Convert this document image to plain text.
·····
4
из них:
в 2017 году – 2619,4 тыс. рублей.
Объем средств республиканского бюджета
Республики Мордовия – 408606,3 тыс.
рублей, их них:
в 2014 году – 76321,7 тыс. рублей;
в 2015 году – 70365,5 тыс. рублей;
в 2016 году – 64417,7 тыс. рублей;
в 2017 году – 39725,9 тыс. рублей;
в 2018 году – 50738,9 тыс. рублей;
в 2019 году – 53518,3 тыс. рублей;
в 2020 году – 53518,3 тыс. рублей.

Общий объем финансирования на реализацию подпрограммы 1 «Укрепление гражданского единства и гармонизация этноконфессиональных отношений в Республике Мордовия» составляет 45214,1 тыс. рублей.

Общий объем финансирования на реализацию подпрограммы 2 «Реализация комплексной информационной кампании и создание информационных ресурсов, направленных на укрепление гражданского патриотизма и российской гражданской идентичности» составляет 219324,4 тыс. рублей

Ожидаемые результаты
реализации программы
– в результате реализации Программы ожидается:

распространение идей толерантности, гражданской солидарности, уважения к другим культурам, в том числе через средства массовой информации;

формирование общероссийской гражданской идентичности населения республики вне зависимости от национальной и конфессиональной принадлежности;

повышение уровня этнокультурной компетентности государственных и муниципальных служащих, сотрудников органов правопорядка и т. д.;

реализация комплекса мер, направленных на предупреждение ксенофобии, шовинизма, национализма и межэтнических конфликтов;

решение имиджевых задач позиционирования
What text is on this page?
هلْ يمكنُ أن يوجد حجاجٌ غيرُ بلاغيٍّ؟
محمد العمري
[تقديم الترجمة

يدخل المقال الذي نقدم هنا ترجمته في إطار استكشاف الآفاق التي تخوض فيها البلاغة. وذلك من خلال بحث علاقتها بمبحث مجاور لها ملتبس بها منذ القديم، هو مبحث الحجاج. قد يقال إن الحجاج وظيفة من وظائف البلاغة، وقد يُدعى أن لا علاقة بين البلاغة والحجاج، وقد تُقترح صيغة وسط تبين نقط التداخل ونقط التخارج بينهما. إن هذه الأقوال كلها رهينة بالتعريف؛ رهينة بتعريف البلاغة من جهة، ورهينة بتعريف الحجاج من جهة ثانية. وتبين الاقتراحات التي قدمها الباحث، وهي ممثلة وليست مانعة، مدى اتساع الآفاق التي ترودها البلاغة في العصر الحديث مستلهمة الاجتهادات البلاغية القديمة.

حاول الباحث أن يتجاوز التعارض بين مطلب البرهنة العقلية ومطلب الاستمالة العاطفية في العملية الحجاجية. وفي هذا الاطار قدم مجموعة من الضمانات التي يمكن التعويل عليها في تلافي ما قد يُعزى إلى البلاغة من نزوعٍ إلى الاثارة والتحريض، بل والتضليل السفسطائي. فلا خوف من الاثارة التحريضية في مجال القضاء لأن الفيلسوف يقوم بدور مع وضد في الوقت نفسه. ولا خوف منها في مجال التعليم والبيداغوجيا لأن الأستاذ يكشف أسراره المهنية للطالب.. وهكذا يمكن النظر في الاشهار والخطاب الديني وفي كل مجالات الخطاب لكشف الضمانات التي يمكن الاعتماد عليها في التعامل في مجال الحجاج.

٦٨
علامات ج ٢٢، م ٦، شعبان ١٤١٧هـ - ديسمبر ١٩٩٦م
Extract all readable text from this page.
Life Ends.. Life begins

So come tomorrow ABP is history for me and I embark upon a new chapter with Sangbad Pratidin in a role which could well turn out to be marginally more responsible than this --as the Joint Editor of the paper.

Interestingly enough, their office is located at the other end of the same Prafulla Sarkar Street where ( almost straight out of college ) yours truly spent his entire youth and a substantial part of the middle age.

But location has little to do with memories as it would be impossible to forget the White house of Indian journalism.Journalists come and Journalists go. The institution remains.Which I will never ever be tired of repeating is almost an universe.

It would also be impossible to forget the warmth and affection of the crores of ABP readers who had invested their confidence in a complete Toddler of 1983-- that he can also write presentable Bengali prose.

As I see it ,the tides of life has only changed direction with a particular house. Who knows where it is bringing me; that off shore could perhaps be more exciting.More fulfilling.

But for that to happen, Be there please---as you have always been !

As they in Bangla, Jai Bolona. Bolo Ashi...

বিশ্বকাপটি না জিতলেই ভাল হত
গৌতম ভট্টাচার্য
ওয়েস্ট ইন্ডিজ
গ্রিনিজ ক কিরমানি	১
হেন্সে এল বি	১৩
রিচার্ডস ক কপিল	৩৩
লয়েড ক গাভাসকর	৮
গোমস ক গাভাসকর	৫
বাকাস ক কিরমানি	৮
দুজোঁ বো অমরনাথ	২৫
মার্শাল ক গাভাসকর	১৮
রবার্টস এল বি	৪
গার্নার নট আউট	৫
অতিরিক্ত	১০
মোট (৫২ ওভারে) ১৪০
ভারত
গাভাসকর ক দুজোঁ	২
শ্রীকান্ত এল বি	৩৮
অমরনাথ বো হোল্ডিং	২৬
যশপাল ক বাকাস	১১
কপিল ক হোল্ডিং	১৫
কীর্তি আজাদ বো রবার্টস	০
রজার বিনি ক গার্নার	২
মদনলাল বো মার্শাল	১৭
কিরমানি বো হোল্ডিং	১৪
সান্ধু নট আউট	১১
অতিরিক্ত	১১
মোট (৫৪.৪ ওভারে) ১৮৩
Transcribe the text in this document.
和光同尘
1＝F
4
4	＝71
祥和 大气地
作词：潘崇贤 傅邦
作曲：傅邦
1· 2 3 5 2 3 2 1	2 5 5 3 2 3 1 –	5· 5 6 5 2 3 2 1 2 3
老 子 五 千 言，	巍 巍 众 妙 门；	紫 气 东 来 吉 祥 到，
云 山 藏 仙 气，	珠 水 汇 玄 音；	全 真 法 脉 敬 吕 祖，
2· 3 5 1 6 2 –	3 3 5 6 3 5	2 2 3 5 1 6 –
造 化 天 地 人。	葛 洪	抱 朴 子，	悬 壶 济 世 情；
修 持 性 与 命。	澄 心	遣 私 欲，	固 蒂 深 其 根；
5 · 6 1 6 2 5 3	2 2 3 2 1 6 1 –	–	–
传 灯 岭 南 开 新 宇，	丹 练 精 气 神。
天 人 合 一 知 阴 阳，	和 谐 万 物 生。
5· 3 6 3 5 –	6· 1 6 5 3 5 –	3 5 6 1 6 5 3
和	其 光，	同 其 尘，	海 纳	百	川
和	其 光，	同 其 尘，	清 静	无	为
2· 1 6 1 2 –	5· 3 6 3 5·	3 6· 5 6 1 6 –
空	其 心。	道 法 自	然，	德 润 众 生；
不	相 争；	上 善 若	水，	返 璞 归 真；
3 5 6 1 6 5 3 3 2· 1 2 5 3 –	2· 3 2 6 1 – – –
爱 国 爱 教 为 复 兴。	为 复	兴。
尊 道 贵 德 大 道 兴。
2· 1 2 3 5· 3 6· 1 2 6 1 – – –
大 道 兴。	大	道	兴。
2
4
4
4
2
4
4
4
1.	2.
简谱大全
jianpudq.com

_WORK INSTRUCTIONS_.
Every line of the material must be returned exactly as it appears.

_OUTPUT OF THE EXERCISE_.
Convert this document image to plain text.
·····
4
из них:
в 2017 году – 2619,4 тыс. рублей.
Объем средств республиканского бюджета
Республики Мордовия – 408606,3 тыс.
рублей, их них:
в 2014 году – 76321,7 тыс. рублей;
в 2015 году – 70365,5 тыс. рублей;
в 2016 году – 64417,7 тыс. рублей;
в 2017 году – 39725,9 тыс. рублей;
в 2018 году – 50738,9 тыс. рублей;
в 2019 году – 53518,3 тыс. рублей;
в 2020 году – 53518,3 тыс. рублей.

Общий объем финансирования на реализацию подпрограммы 1 «Укрепление гражданского единства и гармонизация этноконфессиональных отношений в Республике Мордовия» составляет 45214,1 тыс. рублей.

Общий объем финансирования на реализацию подпрограммы 2 «Реализация комплексной информационной кампании и создание информационных ресурсов, направленных на укрепление гражданского патриотизма и российской гражданской идентичности» составляет 219324,4 тыс. рублей

Ожидаемые результаты
реализации программы
– в результате реализации Программы ожидается:

распространение идей толерантности, гражданской солидарности, уважения к другим культурам, в том числе через средства массовой информации;

формирование общероссийской гражданской идентичности населения республики вне зависимости от национальной и конфессиональной принадлежности;

повышение уровня этнокультурной компетентности государственных и муниципальных служащих, сотрудников органов правопорядка и т. д.;

реализация комплекса мер, направленных на предупреждение ксенофобии, шовинизма, национализма и межэтнических конфликтов;

решение имиджевых задач позиционирования
What text is on this page?
هلْ يمكنُ أن يوجد حجاجٌ غيرُ بلاغيٍّ؟
محمد العمري
[تقديم الترجمة

يدخل المقال الذي نقدم هنا ترجمته في إطار استكشاف الآفاق التي تخوض فيها البلاغة. وذلك من خلال بحث علاقتها بمبحث مجاور لها ملتبس بها منذ القديم، هو مبحث الحجاج. قد يقال إن الحجاج وظيفة من وظائف البلاغة، وقد يُدعى أن لا علاقة بين البلاغة والحجاج، وقد تُقترح صيغة وسط تبين نقط التداخل ونقط التخارج بينهما. إن هذه الأقوال كلها رهينة بالتعريف؛ رهينة بتعريف البلاغة من جهة، ورهينة بتعريف الحجاج من جهة ثانية. وتبين الاقتراحات التي قدمها الباحث، وهي ممثلة وليست مانعة، مدى اتساع الآفاق التي ترودها البلاغة في العصر الحديث مستلهمة الاجتهادات البلاغية القديمة.

حاول الباحث أن يتجاوز التعارض بين مطلب البرهنة العقلية ومطلب الاستمالة العاطفية في العملية الحجاجية. وفي هذا الاطار قدم مجموعة من الضمانات التي يمكن التعويل عليها في تلافي ما قد يُعزى إلى البلاغة من نزوعٍ إلى الاثارة والتحريض، بل والتضليل السفسطائي. فلا خوف من الاثارة التحريضية في مجال القضاء لأن الفيلسوف يقوم بدور مع وضد في الوقت نفسه. ولا خوف منها في مجال التعليم والبيداغوجيا لأن الأستاذ يكشف أسراره المهنية للطالب.. وهكذا يمكن النظر في الاشهار والخطاب الديني وفي كل مجالات الخطاب لكشف الضمانات التي يمكن الاعتماد عليها في التعامل في مجال الحجاج.

٦٨
علامات ج ٢٢، م ٦، شعبان ١٤١٧هـ - ديسمبر ١٩٩٦م
Extract all readable text from this page.
Life Ends.. Life begins

So come tomorrow ABP is history for me and I embark upon a new chapter with Sangbad Pratidin in a role which could well turn out to be marginally more responsible than this --as the Joint Editor of the paper.

Interestingly enough, their office is located at the other end of the same Prafulla Sarkar Street where ( almost straight out of college ) yours truly spent his entire youth and a substantial part of the middle age.

But location has little to do with memories as it would be impossible to forget the White house of Indian journalism.Journalists come and Journalists go. The institution remains.Which I will never ever be tired of repeating is almost an universe.

It would also be impossible to forget the warmth and affection of the crores of ABP readers who had invested their confidence in a complete Toddler of 1983-- that he can also write presentable Bengali prose.

As I see it ,the tides of life has only changed direction with a particular house. Who knows where it is bringing me; that off shore could perhaps be more exciting.More fulfilling.

But for that to happen, Be there please---as you have always been !

As they in Bangla, Jai Bolona. Bolo Ashi...

বিশ্বকাপটি না জিতলেই ভাল হত
গৌতম ভট্টাচার্য
ওয়েস্ট ইন্ডিজ
গ্রিনিজ ক কিরমানি	১
হেন্সে এল বি	১৩
রিচার্ডস ক কপিল	৩৩
লয়েড ক গাভাসকর	৮
গোমস ক গাভাসকর	৫
বাকাস ক কিরমানি	৮
দুজোঁ বো অমরনাথ	২৫
মার্শাল ক গাভাসকর	১৮
রবার্টস এল বি	৪
গার্নার নট আউট	৫
অতিরিক্ত	১০
মোট (৫২ ওভারে) ১৪০
ভারত
গাভাসকর ক দুজোঁ	২
শ্রীকান্ত এল বি	৩৮
অমরনাথ বো হোল্ডিং	২৬
যশপাল ক বাকাস	১১
কপিল ক হোল্ডিং	১৫
কীর্তি আজাদ বো রবার্টস	০
রজার বিনি ক গার্নার	২
মদনলাল বো মার্শাল	১৭
কিরমানি বো হোল্ডিং	১৪
সান্ধু নট আউট	১১
অতিরিক্ত	১১
মোট (৫৪.৪ ওভারে) ১৮৩
Transcribe the text in this document.
和光同尘
1＝F
4
4	＝71
祥和 大气地
作词：潘崇贤 傅邦
作曲：傅邦
1· 2 3 5 2 3 2 1	2 5 5 3 2 3 1 –	5· 5 6 5 2 3 2 1 2 3
老 子 五 千 言，	巍 巍 众 妙 门；	紫 气 东 来 吉 祥 到，
云 山 藏 仙 气，	珠 水 汇 玄 音；	全 真 法 脉 敬 吕 祖，
2· 3 5 1 6 2 –	3 3 5 6 3 5	2 2 3 5 1 6 –
造 化 天 地 人。	葛 洪	抱 朴 子，	悬 壶 济 世 情；
修 持 性 与 命。	澄 心	遣 私 欲，	固 蒂 深 其 根；
5 · 6 1 6 2 5 3	2 2 3 2 1 6 1 –	–	–
传 灯 岭 南 开 新 宇，	丹 练 精 气 神。
天 人 合 一 知 阴 阳，	和 谐 万 物 生。
5· 3 6 3 5 –	6· 1 6 5 3 5 –	3 5 6 1 6 5 3
和	其 光，	同 其 尘，	海 纳	百	川
和	其 光，	同 其 尘，	清 静	无	为
2· 1 6 1 2 –	5· 3 6 3 5·	3 6· 5 6 1 6 –
空	其 心。	道 法 自	然，	德 润 众 生；
不	相 争；	上 善 若	水，	返 璞 归 真；
3 5 6 1 6 5 3 3 2· 1 2 5 3 –	2· 3 2 6 1 – – –
爱 国 爱 教 为 复 兴。	为 复	兴。
尊 道 贵 德 大 道 兴。
2· 1 2 3 5· 3 6· 1 2 6 1 – – –
大 道 兴。	大	道	兴。
2
4
4
4
2
4
4
4
1.	2.
简谱大全
jianpudq.com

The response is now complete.